The problem:
Drop the pictures, then extract the listing word for word.

Chart and figure data
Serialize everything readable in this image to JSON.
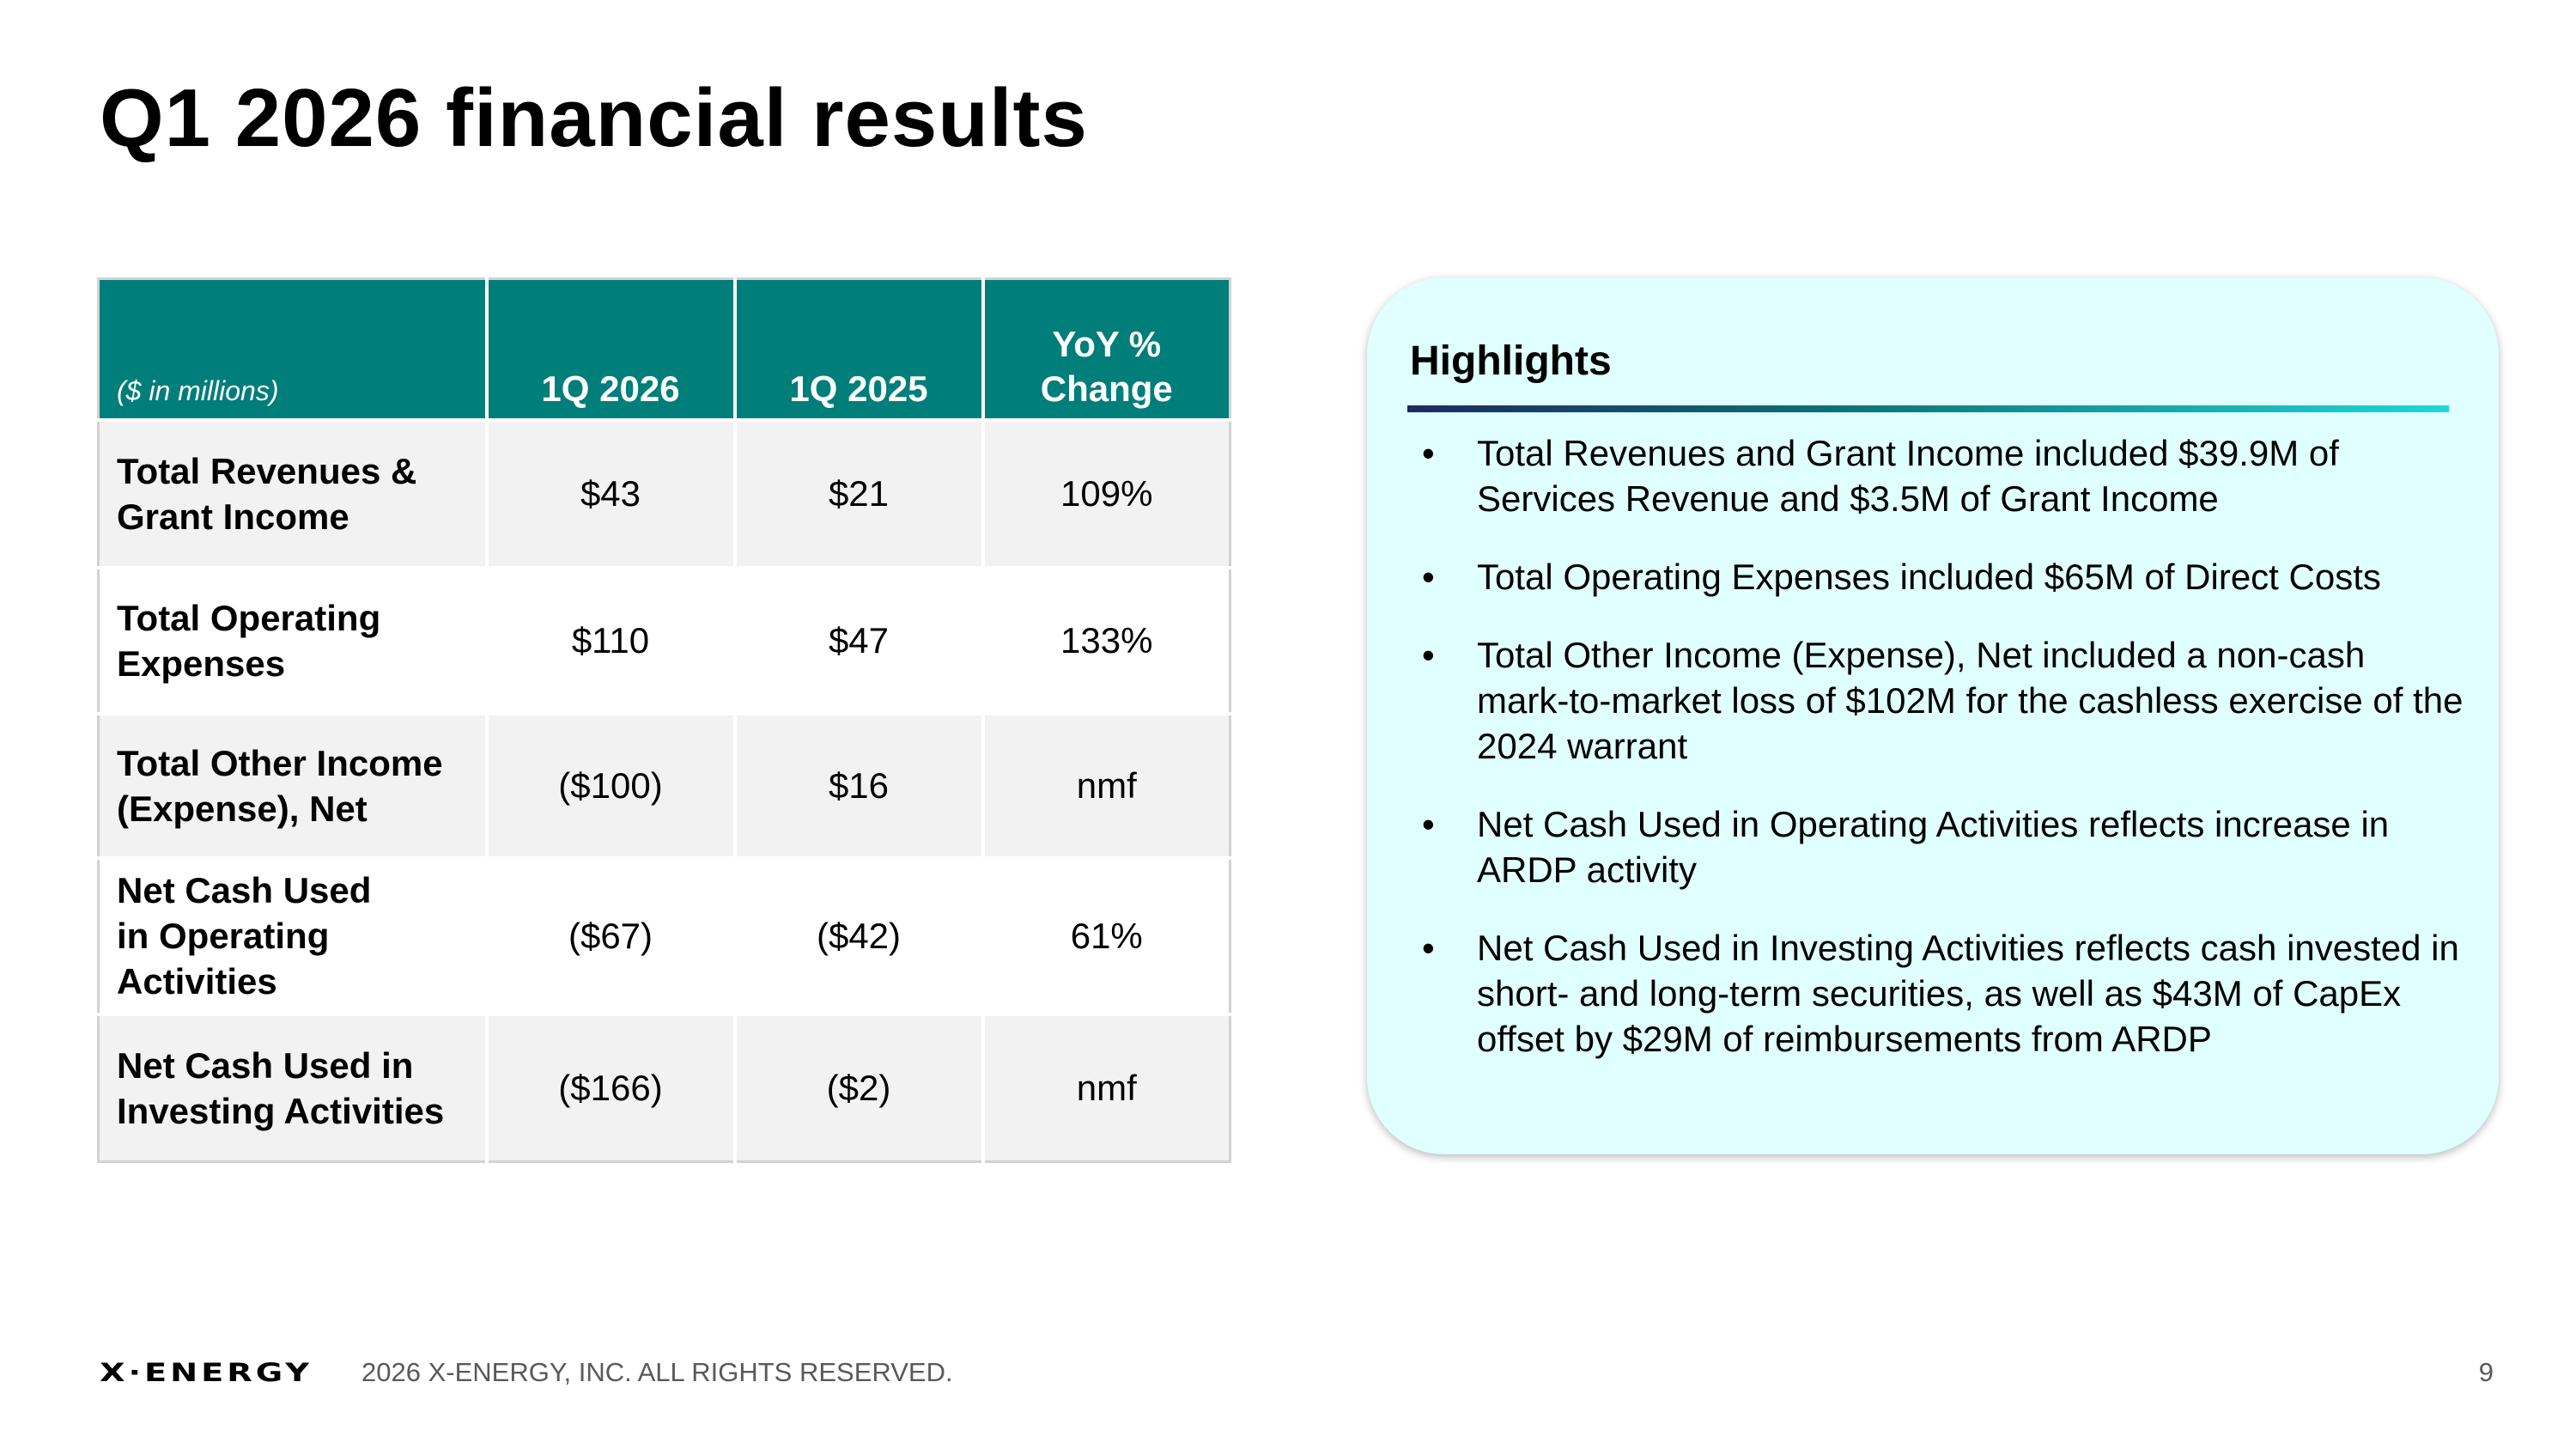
{
  "title": "Q1 2026 financial results",
  "table": {
    "unit_note": "($ in millions)",
    "columns": [
      "1Q 2026",
      "1Q 2025",
      "YoY % Change"
    ],
    "rows": [
      {
        "label": "Total Revenues & Grant Income",
        "q1_2026": "$43",
        "q1_2025": "$21",
        "yoy_change": "109%"
      },
      {
        "label": "Total Operating Expenses",
        "q1_2026": "$110",
        "q1_2025": "$47",
        "yoy_change": "133%"
      },
      {
        "label": "Total Other Income (Expense), Net",
        "q1_2026": "($100)",
        "q1_2025": "$16",
        "yoy_change": "nmf"
      },
      {
        "label": "Net Cash Used in Operating Activities",
        "q1_2026": "($67)",
        "q1_2025": "($42)",
        "yoy_change": "61%"
      },
      {
        "label": "Net Cash Used in Investing Activities",
        "q1_2026": "($166)",
        "q1_2025": "($2)",
        "yoy_change": "nmf"
      }
    ]
  },
  "highlights": {
    "title": "Highlights",
    "bullet_symbol": "•",
    "items": [
      "Total Revenues and Grant Income included $39.9M of Services Revenue and $3.5M of Grant Income",
      "Total Operating Expenses included $65M of Direct Costs",
      "Total Other Income (Expense), Net included a non-cash mark-to-market loss of $102M for the cashless exercise of the 2024 warrant",
      "Net Cash Used in Operating Activities reflects increase in ARDP activity",
      "Net Cash Used in Investing Activities reflects cash invested in short- and long-term securities, as well as $43M of CapEx offset by $29M of reimbursements from ARDP"
    ]
  },
  "footer": {
    "logo_text": "X·ENERGY",
    "copyright": "2026 X-ENERGY, INC. ALL RIGHTS RESERVED.",
    "page_number": "9"
  },
  "colors": {
    "table_header": "#007e7a",
    "row_shade": "#f2f2f2",
    "panel_background": "#e0ffff",
    "rule_gradient_start": "#1d2a5e",
    "rule_gradient_end": "#1fd8d4",
    "footer_text": "#595959"
  }
}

Exercise output:
Serialize everything readable in this image to JSON.
{
  "title": "Q1 2026 financial results",
  "table": {
    "unit_note": "($ in millions)",
    "columns": [
      "1Q 2026",
      "1Q 2025",
      "YoY % Change"
    ],
    "rows": [
      {
        "label": "Total Revenues & Grant Income",
        "q1_2026": "$43",
        "q1_2025": "$21",
        "yoy_change": "109%"
      },
      {
        "label": "Total Operating Expenses",
        "q1_2026": "$110",
        "q1_2025": "$47",
        "yoy_change": "133%"
      },
      {
        "label": "Total Other Income (Expense), Net",
        "q1_2026": "($100)",
        "q1_2025": "$16",
        "yoy_change": "nmf"
      },
      {
        "label": "Net Cash Used in Operating Activities",
        "q1_2026": "($67)",
        "q1_2025": "($42)",
        "yoy_change": "61%"
      },
      {
        "label": "Net Cash Used in Investing Activities",
        "q1_2026": "($166)",
        "q1_2025": "($2)",
        "yoy_change": "nmf"
      }
    ]
  },
  "highlights": {
    "title": "Highlights",
    "bullet_symbol": "•",
    "items": [
      "Total Revenues and Grant Income included $39.9M of Services Revenue and $3.5M of Grant Income",
      "Total Operating Expenses included $65M of Direct Costs",
      "Total Other Income (Expense), Net included a non-cash mark-to-market loss of $102M for the cashless exercise of the 2024 warrant",
      "Net Cash Used in Operating Activities reflects increase in ARDP activity",
      "Net Cash Used in Investing Activities reflects cash invested in short- and long-term securities, as well as $43M of CapEx offset by $29M of reimbursements from ARDP"
    ]
  },
  "footer": {
    "logo_text": "X·ENERGY",
    "copyright": "2026 X-ENERGY, INC. ALL RIGHTS RESERVED.",
    "page_number": "9"
  },
  "colors": {
    "table_header": "#007e7a",
    "row_shade": "#f2f2f2",
    "panel_background": "#e0ffff",
    "rule_gradient_start": "#1d2a5e",
    "rule_gradient_end": "#1fd8d4",
    "footer_text": "#595959"
  }
}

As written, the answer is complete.